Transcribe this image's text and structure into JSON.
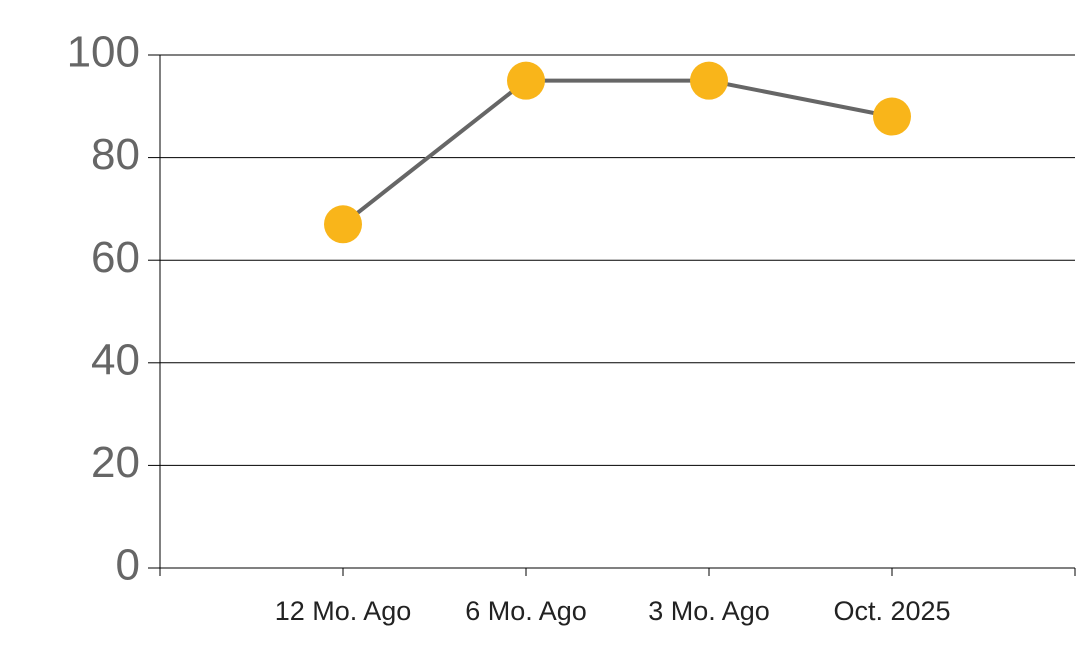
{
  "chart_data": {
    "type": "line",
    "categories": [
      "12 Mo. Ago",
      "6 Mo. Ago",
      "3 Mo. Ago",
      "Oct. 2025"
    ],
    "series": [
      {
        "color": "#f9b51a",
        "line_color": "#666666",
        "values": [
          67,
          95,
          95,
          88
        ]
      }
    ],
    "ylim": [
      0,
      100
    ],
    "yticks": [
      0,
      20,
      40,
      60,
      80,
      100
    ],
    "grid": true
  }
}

----------------

» Requirements
Repeat each record exactly as shown above, dropping all images.

» Written solution
Transcribe this image's text and structure into JSON.
{
  "chart_data": {
    "type": "line",
    "categories": [
      "12 Mo. Ago",
      "6 Mo. Ago",
      "3 Mo. Ago",
      "Oct. 2025"
    ],
    "series": [
      {
        "color": "#f9b51a",
        "line_color": "#666666",
        "values": [
          67,
          95,
          95,
          88
        ]
      }
    ],
    "ylim": [
      0,
      100
    ],
    "yticks": [
      0,
      20,
      40,
      60,
      80,
      100
    ],
    "grid": true
  }
}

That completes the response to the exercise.